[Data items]
--- begin ---
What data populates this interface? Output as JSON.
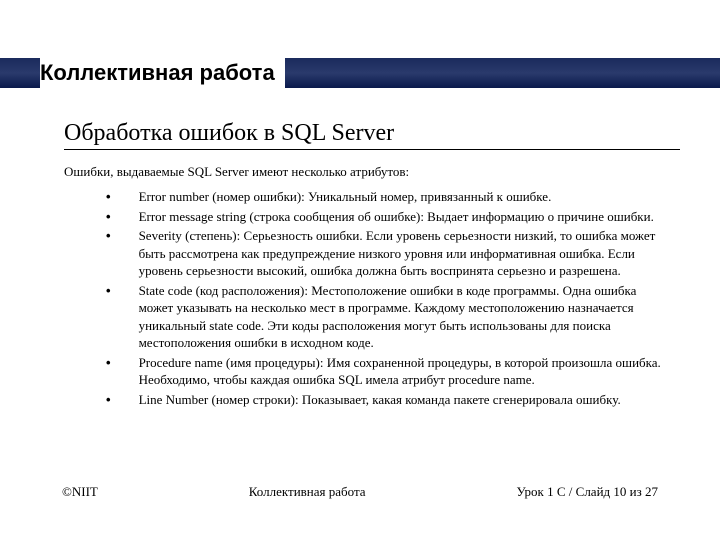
{
  "title": "Коллективная работа",
  "subtitle": "Обработка ошибок в SQL Server",
  "intro": "Ошибки, выдаваемые SQL Server имеют несколько атрибутов:",
  "bullets": [
    "Error number (номер ошибки): Уникальный номер, привязанный к ошибке.",
    "Error message string (строка сообщения об ошибке): Выдает информацию о причине ошибки.",
    "Severity (степень): Серьезность ошибки. Если уровень серьезности низкий, то ошибка может быть рассмотрена как предупреждение низкого уровня или информативная ошибка. Если уровень серьезности высокий, ошибка должна быть воспринята серьезно и разрешена.",
    "State code (код расположения): Местоположение ошибки в коде программы. Одна ошибка может указывать на несколько мест в программе. Каждому местоположению назначается уникальный state code. Эти коды расположения могут быть использованы для поиска местоположения ошибки в исходном коде.",
    "Procedure name (имя процедуры): Имя сохраненной процедуры, в которой произошла ошибка. Необходимо, чтобы каждая ошибка SQL имела атрибут procedure name.",
    "Line Number (номер строки): Показывает, какая команда пакете сгенерировала ошибку."
  ],
  "footer": {
    "left": "©NIIT",
    "center": "Коллективная работа",
    "right": "Урок 1 C / Слайд 10 из 27"
  }
}
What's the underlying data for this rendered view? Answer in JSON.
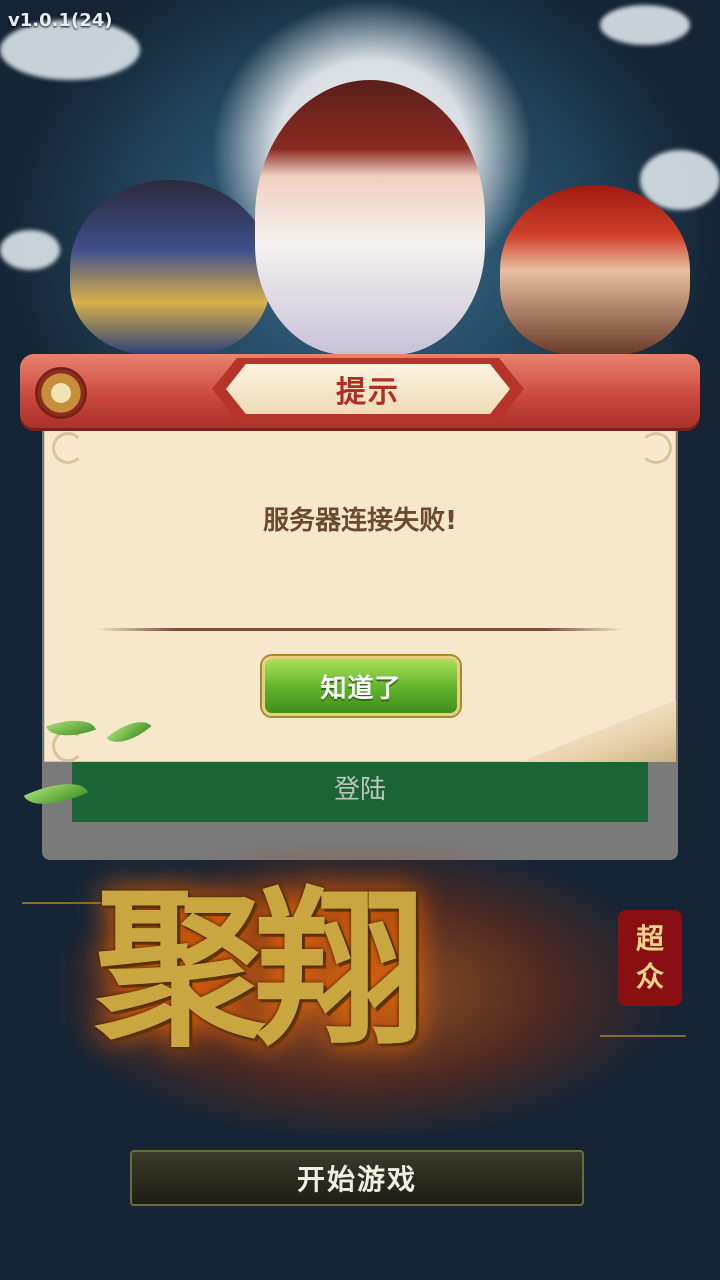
{
  "app": {
    "version": "v1.0.1(24)"
  },
  "login": {
    "login_button_label": "登陆"
  },
  "logo": {
    "title": "聚翔",
    "seal_chars": [
      "超",
      "众"
    ]
  },
  "start": {
    "start_button_label": "开始游戏"
  },
  "dialog": {
    "title": "提示",
    "message": "服务器连接失败!",
    "ok_button_label": "知道了"
  },
  "colors": {
    "dialog_header": "#c9473b",
    "dialog_body": "#f7e8cc",
    "ok_button": "#5fb12a",
    "login_button": "#1c6336"
  }
}
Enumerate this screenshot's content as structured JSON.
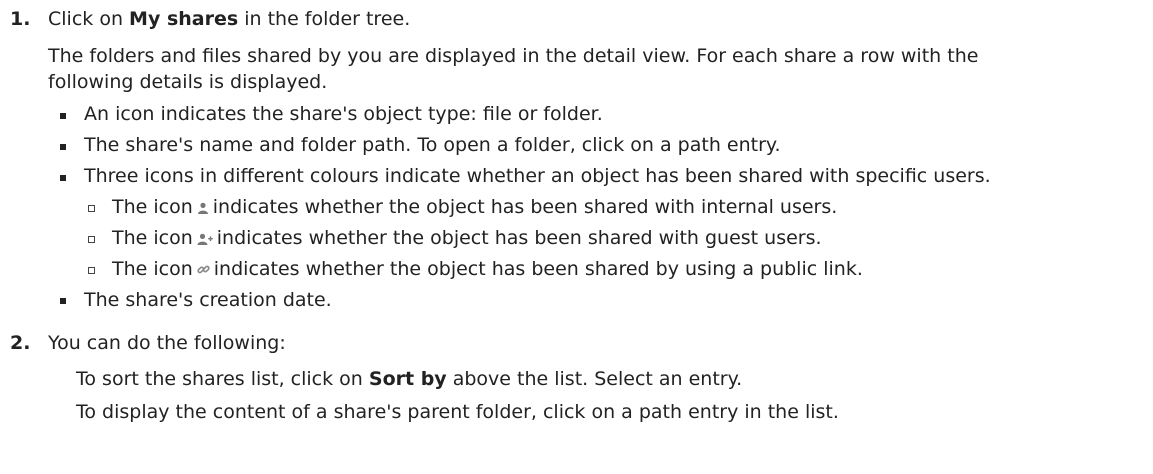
{
  "step1": {
    "number": "1.",
    "intro_before": "Click on ",
    "intro_bold": "My shares",
    "intro_after": " in the folder tree.",
    "desc_line1": "The folders and files shared by you are displayed in the detail view. For each share a row with the",
    "desc_line2": "following details is displayed.",
    "bullets": [
      "An icon indicates the share's object type: file or folder.",
      "The share's name and folder path. To open a folder, click on a path entry.",
      "Three icons in different colours indicate whether an object has been shared with specific users."
    ],
    "subbullets": [
      {
        "before": "The icon",
        "after": "indicates whether the object has been shared with internal users.",
        "icon": "user-icon"
      },
      {
        "before": "The icon",
        "after": "indicates whether the object has been shared with guest users.",
        "icon": "add-user-icon"
      },
      {
        "before": "The icon",
        "after": "indicates whether the object has been shared by using a public link.",
        "icon": "link-icon"
      }
    ],
    "last_bullet": "The share's creation date."
  },
  "step2": {
    "number": "2.",
    "intro": "You can do the following:",
    "line1_before": "To sort the shares list, click on ",
    "line1_bold": "Sort by",
    "line1_after": " above the list. Select an entry.",
    "line2": "To display the content of a share's parent folder, click on a path entry in the list."
  }
}
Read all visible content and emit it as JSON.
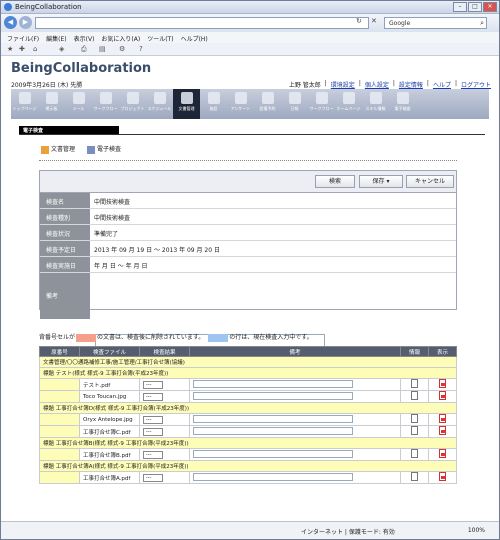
{
  "window": {
    "title": "BeingCollaboration",
    "controls": {
      "minimize": "–",
      "maximize": "□",
      "close": "✕"
    }
  },
  "addressbar": {
    "back": "◀",
    "forward": "▶",
    "url": "",
    "refresh": "↻",
    "stop": "✕",
    "search_placeholder": "Google",
    "search_icon": "search-icon"
  },
  "menu": [
    "ファイル(F)",
    "編集(E)",
    "表示(V)",
    "お気に入り(A)",
    "ツール(T)",
    "ヘルプ(H)"
  ],
  "app": {
    "brand": "BeingCollaboration",
    "date": "2009年3月26日 (木) 先勝",
    "user": "上野 管太郎",
    "links": [
      "環境設定",
      "個人設定",
      "設定情報",
      "ヘルプ",
      "ログアウト"
    ]
  },
  "toolbar": [
    "トップページ",
    "掲示板",
    "メール",
    "ワークフロー",
    "プロジェクト",
    "スケジュール",
    "文書管理",
    "施設",
    "アンケート",
    "設備予約",
    "日報",
    "ワークフロー",
    "ホームページ",
    "スキル情報",
    "電子検査"
  ],
  "section": {
    "tab": "電子検査"
  },
  "crumbs": [
    "文書管理",
    "電子検査"
  ],
  "form": {
    "buttons": {
      "search": "検索",
      "save": "保存 ▾",
      "cancel": "キャンセル"
    },
    "rows": [
      {
        "label": "検査名",
        "value": "中間技術検査"
      },
      {
        "label": "検査種別",
        "value": "中間技術検査"
      },
      {
        "label": "検査状況",
        "value": "準備完了"
      },
      {
        "label": "検査予定日",
        "value": "2013 年 09 月 19 日 〜 2013 年 09 月 20 日"
      },
      {
        "label": "検査実施日",
        "value": "年 月 日 〜 年 月 日"
      },
      {
        "label": "備考",
        "value": ""
      }
    ]
  },
  "note": {
    "before": "背番号セルが",
    "mid": "の文書は、検査後に削除されています。",
    "after": "の行は、現在検査入力中です。",
    "color1": "#f4a08a",
    "color2": "#9ec5f0"
  },
  "table": {
    "headers": [
      "原番号",
      "検査ファイル",
      "検査結果",
      "備考",
      "情報",
      "表示"
    ],
    "group_title": "文書管理/〇〇通路補修工事/施工管理/工事打合せ簿(協議)",
    "sections": [
      {
        "title": "標題 テスト(様式 様式-9 工事打合簿(平成23年度))",
        "files": [
          "テスト.pdf",
          "Toco Toucan.jpg"
        ]
      },
      {
        "title": "標題 工事打合せ簿D(様式 様式-9 工事打合簿(平成23年度))",
        "files": [
          "Oryx Antelope.jpg",
          "工事打合せ簿C.pdf"
        ]
      },
      {
        "title": "標題 工事打合せ簿B(様式 様式-9 工事打合簿(平成23年度))",
        "files": [
          "工事打合せ簿B.pdf"
        ]
      },
      {
        "title": "標題 工事打合せ簿A(様式 様式-9 工事打合簿(平成23年度))",
        "files": [
          "工事打合せ簿A.pdf"
        ]
      }
    ],
    "select_value": "---"
  },
  "status": {
    "left": "",
    "zone": "インターネット | 保護モード: 有効",
    "zoom": "100%"
  }
}
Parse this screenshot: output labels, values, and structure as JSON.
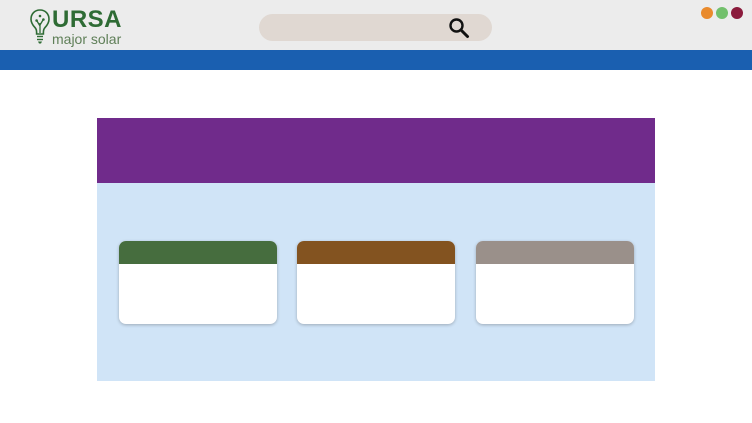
{
  "header": {
    "logo": {
      "wordmark": "URSA",
      "tagline": "major solar",
      "color": "#2e6b34"
    },
    "search": {
      "icon": "search-icon",
      "background": "#e0d8d2"
    },
    "window_controls": [
      {
        "name": "orange-dot",
        "color": "#e98a2c"
      },
      {
        "name": "green-dot",
        "color": "#72c06c"
      },
      {
        "name": "maroon-dot",
        "color": "#8b1b3c"
      }
    ]
  },
  "colors": {
    "topbar": "#ececec",
    "navbar": "#1a5fb0",
    "panel_header": "#702b8b",
    "panel_body": "#d0e4f7"
  },
  "cards": [
    {
      "accent": "#466d3e"
    },
    {
      "accent": "#835320"
    },
    {
      "accent": "#9a908a"
    }
  ]
}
--- end ---
Stated problem:
Copy the listing in full and without alteration, omitting every picture.

Written answer:
What data populates this interface? Output as JSON.
{
  "title": "Коллективная работа",
  "subtitle": "Обработка ошибок в SQL Server",
  "intro": "Ошибки, выдаваемые SQL Server имеют несколько атрибутов:",
  "bullets": [
    "Error number (номер ошибки): Уникальный номер, привязанный к ошибке.",
    "Error message string (строка сообщения об ошибке): Выдает информацию о причине ошибки.",
    "Severity (степень): Серьезность ошибки. Если уровень серьезности низкий, то ошибка может быть рассмотрена как предупреждение низкого уровня или информативная ошибка. Если уровень серьезности высокий, ошибка должна быть воспринята серьезно и разрешена.",
    "State code (код расположения): Местоположение ошибки в коде программы. Одна ошибка может указывать на несколько мест в программе. Каждому местоположению назначается уникальный state code. Эти коды расположения могут быть использованы для поиска местоположения ошибки в исходном коде.",
    "Procedure name (имя процедуры): Имя сохраненной процедуры, в которой произошла ошибка. Необходимо, чтобы каждая ошибка SQL имела атрибут procedure name.",
    "Line Number (номер строки): Показывает, какая команда пакете сгенерировала ошибку."
  ],
  "footer": {
    "left": "©NIIT",
    "center": "Коллективная работа",
    "right": "Урок 1 C / Слайд 10 из 27"
  }
}
What's the underlying data for this rendered view? Answer in JSON.
{
  "app": {
    "version": "v1.0.1(24)"
  },
  "login": {
    "login_button_label": "登陆"
  },
  "logo": {
    "title": "聚翔",
    "seal_chars": [
      "超",
      "众"
    ]
  },
  "start": {
    "start_button_label": "开始游戏"
  },
  "dialog": {
    "title": "提示",
    "message": "服务器连接失败!",
    "ok_button_label": "知道了"
  },
  "colors": {
    "dialog_header": "#c9473b",
    "dialog_body": "#f7e8cc",
    "ok_button": "#5fb12a",
    "login_button": "#1c6336"
  }
}
Enumerate this screenshot's content as structured JSON.
{
  "step1": {
    "number": "1.",
    "intro_before": "Click on ",
    "intro_bold": "My shares",
    "intro_after": " in the folder tree.",
    "desc_line1": "The folders and files shared by you are displayed in the detail view. For each share a row with the",
    "desc_line2": "following details is displayed.",
    "bullets": [
      "An icon indicates the share's object type: file or folder.",
      "The share's name and folder path. To open a folder, click on a path entry.",
      "Three icons in different colours indicate whether an object has been shared with specific users."
    ],
    "subbullets": [
      {
        "before": "The icon",
        "after": "indicates whether the object has been shared with internal users.",
        "icon": "user-icon"
      },
      {
        "before": "The icon",
        "after": "indicates whether the object has been shared with guest users.",
        "icon": "add-user-icon"
      },
      {
        "before": "The icon",
        "after": "indicates whether the object has been shared by using a public link.",
        "icon": "link-icon"
      }
    ],
    "last_bullet": "The share's creation date."
  },
  "step2": {
    "number": "2.",
    "intro": "You can do the following:",
    "line1_before": "To sort the shares list, click on ",
    "line1_bold": "Sort by",
    "line1_after": " above the list. Select an entry.",
    "line2": "To display the content of a share's parent folder, click on a path entry in the list."
  }
}
Read all visible content and emit it as JSON.
{
  "window": {
    "title": "BeingCollaboration",
    "controls": {
      "minimize": "–",
      "maximize": "□",
      "close": "✕"
    }
  },
  "addressbar": {
    "back": "◀",
    "forward": "▶",
    "url": "",
    "refresh": "↻",
    "stop": "✕",
    "search_placeholder": "Google",
    "search_icon": "search-icon"
  },
  "menu": [
    "ファイル(F)",
    "編集(E)",
    "表示(V)",
    "お気に入り(A)",
    "ツール(T)",
    "ヘルプ(H)"
  ],
  "app": {
    "brand": "BeingCollaboration",
    "date": "2009年3月26日 (木) 先勝",
    "user": "上野 管太郎",
    "links": [
      "環境設定",
      "個人設定",
      "設定情報",
      "ヘルプ",
      "ログアウト"
    ]
  },
  "toolbar": [
    "トップページ",
    "掲示板",
    "メール",
    "ワークフロー",
    "プロジェクト",
    "スケジュール",
    "文書管理",
    "施設",
    "アンケート",
    "設備予約",
    "日報",
    "ワークフロー",
    "ホームページ",
    "スキル情報",
    "電子検査"
  ],
  "section": {
    "tab": "電子検査"
  },
  "crumbs": [
    "文書管理",
    "電子検査"
  ],
  "form": {
    "buttons": {
      "search": "検索",
      "save": "保存 ▾",
      "cancel": "キャンセル"
    },
    "rows": [
      {
        "label": "検査名",
        "value": "中間技術検査"
      },
      {
        "label": "検査種別",
        "value": "中間技術検査"
      },
      {
        "label": "検査状況",
        "value": "準備完了"
      },
      {
        "label": "検査予定日",
        "value": "2013 年 09 月 19 日 〜 2013 年 09 月 20 日"
      },
      {
        "label": "検査実施日",
        "value": "年 月 日 〜 年 月 日"
      },
      {
        "label": "備考",
        "value": ""
      }
    ]
  },
  "note": {
    "before": "背番号セルが",
    "mid": "の文書は、検査後に削除されています。",
    "after": "の行は、現在検査入力中です。",
    "color1": "#f4a08a",
    "color2": "#9ec5f0"
  },
  "table": {
    "headers": [
      "原番号",
      "検査ファイル",
      "検査結果",
      "備考",
      "情報",
      "表示"
    ],
    "group_title": "文書管理/〇〇通路補修工事/施工管理/工事打合せ簿(協議)",
    "sections": [
      {
        "title": "標題 テスト(様式 様式-9 工事打合簿(平成23年度))",
        "files": [
          "テスト.pdf",
          "Toco Toucan.jpg"
        ]
      },
      {
        "title": "標題 工事打合せ簿D(様式 様式-9 工事打合簿(平成23年度))",
        "files": [
          "Oryx Antelope.jpg",
          "工事打合せ簿C.pdf"
        ]
      },
      {
        "title": "標題 工事打合せ簿B(様式 様式-9 工事打合簿(平成23年度))",
        "files": [
          "工事打合せ簿B.pdf"
        ]
      },
      {
        "title": "標題 工事打合せ簿A(様式 様式-9 工事打合簿(平成23年度))",
        "files": [
          "工事打合せ簿A.pdf"
        ]
      }
    ],
    "select_value": "---"
  },
  "status": {
    "left": "",
    "zone": "インターネット | 保護モード: 有効",
    "zoom": "100%"
  }
}
Parse this screenshot: output labels, values, and structure as JSON.
{
  "header": {
    "logo": {
      "wordmark": "URSA",
      "tagline": "major solar",
      "color": "#2e6b34"
    },
    "search": {
      "icon": "search-icon",
      "background": "#e0d8d2"
    },
    "window_controls": [
      {
        "name": "orange-dot",
        "color": "#e98a2c"
      },
      {
        "name": "green-dot",
        "color": "#72c06c"
      },
      {
        "name": "maroon-dot",
        "color": "#8b1b3c"
      }
    ]
  },
  "colors": {
    "topbar": "#ececec",
    "navbar": "#1a5fb0",
    "panel_header": "#702b8b",
    "panel_body": "#d0e4f7"
  },
  "cards": [
    {
      "accent": "#466d3e"
    },
    {
      "accent": "#835320"
    },
    {
      "accent": "#9a908a"
    }
  ]
}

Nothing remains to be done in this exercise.